### What the task asks
Collect from the data below each line with "color".

### Given records
▶

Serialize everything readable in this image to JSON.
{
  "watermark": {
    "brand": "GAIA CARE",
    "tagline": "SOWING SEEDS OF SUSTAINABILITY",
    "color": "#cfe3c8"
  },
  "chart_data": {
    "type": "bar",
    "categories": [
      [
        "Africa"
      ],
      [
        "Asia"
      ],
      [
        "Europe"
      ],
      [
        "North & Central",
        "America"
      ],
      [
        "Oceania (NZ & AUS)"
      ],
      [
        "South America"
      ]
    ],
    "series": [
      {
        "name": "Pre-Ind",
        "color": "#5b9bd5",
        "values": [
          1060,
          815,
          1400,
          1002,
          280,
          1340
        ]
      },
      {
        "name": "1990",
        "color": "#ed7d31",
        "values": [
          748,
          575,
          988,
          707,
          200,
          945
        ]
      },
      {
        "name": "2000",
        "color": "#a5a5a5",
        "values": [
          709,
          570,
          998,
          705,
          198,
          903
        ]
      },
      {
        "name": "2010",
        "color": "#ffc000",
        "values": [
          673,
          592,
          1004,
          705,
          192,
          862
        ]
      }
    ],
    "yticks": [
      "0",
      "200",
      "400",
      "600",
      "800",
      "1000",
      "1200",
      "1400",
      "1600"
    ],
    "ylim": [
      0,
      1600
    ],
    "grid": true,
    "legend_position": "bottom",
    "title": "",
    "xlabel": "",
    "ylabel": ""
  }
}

◀

### Solution for this task
    "color": "#cfe3c8"
        "color": "#5b9bd5",
        "color": "#ed7d31",
        "color": "#a5a5a5",
        "color": "#ffc000",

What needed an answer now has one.